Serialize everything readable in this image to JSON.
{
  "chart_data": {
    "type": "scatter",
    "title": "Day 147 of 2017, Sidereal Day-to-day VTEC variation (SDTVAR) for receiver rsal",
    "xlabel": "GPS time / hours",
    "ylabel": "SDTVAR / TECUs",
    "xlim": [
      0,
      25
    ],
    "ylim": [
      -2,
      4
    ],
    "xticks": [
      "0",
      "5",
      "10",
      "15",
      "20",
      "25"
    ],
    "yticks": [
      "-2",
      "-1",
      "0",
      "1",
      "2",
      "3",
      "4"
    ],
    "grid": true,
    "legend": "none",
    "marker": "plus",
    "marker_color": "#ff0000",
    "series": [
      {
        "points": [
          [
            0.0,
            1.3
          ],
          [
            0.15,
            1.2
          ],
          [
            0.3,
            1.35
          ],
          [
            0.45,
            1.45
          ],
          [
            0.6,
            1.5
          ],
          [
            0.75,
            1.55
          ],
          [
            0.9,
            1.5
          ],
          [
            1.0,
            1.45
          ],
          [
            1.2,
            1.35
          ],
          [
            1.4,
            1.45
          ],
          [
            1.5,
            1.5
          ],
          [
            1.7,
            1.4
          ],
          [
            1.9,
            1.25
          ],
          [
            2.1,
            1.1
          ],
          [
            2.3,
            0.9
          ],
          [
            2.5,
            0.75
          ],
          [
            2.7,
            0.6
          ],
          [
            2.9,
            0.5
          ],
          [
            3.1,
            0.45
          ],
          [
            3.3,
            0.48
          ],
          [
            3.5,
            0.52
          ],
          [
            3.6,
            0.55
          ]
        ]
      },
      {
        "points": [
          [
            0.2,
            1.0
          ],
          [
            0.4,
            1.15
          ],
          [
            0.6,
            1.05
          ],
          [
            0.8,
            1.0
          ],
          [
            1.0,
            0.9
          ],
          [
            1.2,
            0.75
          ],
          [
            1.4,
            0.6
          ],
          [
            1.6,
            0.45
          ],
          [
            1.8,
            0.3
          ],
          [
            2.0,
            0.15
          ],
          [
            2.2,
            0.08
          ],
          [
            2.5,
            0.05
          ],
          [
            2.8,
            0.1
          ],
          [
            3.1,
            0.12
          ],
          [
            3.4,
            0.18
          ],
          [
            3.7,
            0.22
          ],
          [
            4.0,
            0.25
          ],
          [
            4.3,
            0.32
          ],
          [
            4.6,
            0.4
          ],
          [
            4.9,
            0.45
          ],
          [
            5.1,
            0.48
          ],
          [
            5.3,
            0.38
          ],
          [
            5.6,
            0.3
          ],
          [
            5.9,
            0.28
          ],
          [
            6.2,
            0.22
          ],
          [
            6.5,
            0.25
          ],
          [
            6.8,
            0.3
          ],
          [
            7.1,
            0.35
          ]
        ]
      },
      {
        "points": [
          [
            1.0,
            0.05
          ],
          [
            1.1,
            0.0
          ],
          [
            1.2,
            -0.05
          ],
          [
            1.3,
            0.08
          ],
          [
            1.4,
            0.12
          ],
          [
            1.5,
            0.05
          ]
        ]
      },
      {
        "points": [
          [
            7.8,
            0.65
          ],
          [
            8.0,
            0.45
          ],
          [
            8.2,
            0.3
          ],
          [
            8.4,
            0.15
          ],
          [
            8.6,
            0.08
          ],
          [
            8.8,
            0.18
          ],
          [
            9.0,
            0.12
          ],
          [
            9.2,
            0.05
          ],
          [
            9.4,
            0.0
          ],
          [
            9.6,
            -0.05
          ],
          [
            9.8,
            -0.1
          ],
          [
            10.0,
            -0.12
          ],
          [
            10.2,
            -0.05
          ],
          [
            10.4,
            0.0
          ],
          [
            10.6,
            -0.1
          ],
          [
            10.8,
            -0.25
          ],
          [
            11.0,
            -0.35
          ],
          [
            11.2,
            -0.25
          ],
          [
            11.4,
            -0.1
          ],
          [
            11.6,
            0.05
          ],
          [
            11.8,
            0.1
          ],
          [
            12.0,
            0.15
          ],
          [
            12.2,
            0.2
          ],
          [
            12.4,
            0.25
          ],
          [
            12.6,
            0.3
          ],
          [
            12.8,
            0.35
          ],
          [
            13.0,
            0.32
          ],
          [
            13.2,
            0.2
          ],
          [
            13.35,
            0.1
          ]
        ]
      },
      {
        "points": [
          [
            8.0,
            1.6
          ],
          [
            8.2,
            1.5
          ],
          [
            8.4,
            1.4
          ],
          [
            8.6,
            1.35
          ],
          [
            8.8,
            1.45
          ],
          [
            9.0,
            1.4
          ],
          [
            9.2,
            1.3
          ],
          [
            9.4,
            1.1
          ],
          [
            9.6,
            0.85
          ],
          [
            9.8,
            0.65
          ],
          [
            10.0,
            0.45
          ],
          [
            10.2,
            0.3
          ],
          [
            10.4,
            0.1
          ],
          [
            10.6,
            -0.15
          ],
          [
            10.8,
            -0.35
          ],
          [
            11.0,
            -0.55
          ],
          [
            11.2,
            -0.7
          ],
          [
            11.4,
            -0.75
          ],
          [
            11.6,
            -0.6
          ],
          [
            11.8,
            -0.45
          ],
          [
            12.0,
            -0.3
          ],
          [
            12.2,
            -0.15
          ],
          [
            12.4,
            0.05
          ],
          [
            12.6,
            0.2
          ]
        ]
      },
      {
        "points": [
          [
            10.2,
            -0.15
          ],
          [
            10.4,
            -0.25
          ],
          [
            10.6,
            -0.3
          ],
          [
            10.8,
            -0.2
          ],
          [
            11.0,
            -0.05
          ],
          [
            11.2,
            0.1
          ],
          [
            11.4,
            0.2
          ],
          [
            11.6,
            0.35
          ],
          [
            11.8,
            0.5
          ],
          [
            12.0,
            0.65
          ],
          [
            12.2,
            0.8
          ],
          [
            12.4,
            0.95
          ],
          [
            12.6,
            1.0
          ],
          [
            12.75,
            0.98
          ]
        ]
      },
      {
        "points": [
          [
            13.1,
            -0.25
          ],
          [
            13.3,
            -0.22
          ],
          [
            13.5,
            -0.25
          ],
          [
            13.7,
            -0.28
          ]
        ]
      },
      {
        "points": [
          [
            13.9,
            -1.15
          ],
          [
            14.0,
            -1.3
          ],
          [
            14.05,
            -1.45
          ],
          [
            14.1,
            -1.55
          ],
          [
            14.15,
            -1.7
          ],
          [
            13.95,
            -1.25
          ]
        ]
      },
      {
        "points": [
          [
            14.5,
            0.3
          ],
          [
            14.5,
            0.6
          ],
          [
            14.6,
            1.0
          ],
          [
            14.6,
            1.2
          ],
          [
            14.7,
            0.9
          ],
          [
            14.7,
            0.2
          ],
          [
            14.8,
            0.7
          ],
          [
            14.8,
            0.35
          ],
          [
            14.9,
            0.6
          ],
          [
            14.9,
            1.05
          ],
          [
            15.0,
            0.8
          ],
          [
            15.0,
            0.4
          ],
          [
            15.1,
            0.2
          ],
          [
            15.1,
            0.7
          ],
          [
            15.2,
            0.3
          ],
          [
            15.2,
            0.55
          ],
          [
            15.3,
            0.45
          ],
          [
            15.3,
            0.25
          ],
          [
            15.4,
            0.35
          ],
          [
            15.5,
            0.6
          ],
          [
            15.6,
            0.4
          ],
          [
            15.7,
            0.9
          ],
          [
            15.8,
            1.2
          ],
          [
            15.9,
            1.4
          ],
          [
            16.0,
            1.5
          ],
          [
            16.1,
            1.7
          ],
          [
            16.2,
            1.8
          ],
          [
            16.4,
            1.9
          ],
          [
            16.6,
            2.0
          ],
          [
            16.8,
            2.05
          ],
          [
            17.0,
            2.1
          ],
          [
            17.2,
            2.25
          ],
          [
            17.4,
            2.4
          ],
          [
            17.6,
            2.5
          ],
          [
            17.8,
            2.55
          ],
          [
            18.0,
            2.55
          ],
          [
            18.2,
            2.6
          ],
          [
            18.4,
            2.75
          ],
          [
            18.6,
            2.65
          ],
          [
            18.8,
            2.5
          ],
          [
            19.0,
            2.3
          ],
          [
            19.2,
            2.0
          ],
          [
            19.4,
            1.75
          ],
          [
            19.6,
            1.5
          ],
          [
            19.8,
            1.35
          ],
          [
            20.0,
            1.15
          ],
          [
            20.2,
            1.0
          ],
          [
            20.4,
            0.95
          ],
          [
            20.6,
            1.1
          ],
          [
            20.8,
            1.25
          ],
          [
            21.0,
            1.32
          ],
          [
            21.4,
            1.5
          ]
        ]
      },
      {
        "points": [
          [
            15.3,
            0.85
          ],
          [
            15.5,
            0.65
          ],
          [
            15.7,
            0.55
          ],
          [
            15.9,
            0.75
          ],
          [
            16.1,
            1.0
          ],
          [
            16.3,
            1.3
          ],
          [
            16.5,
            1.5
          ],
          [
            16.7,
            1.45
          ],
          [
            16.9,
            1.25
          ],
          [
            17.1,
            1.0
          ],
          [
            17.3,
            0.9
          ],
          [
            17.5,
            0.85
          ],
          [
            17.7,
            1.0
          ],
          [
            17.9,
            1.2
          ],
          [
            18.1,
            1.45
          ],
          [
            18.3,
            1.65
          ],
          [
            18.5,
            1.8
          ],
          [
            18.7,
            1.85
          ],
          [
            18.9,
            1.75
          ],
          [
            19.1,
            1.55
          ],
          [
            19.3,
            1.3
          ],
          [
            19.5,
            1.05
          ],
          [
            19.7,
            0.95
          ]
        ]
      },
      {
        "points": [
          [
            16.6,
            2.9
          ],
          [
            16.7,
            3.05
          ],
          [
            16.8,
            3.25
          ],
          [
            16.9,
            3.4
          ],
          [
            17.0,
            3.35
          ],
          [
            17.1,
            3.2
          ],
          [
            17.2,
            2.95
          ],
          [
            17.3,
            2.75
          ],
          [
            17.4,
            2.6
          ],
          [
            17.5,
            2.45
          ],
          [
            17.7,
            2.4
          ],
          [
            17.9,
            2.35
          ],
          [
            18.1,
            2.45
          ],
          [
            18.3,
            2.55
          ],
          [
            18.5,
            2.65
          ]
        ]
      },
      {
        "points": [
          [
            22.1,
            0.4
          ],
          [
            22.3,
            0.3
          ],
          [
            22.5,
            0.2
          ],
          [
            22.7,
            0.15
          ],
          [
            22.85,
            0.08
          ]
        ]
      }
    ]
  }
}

## [Request]
Scan the material above. Copy each line where "SDTVAR" occurs.

## [Result of this task]
    "title": "Day 147 of 2017, Sidereal Day-to-day VTEC variation (SDTVAR) for receiver rsal",
    "ylabel": "SDTVAR / TECUs",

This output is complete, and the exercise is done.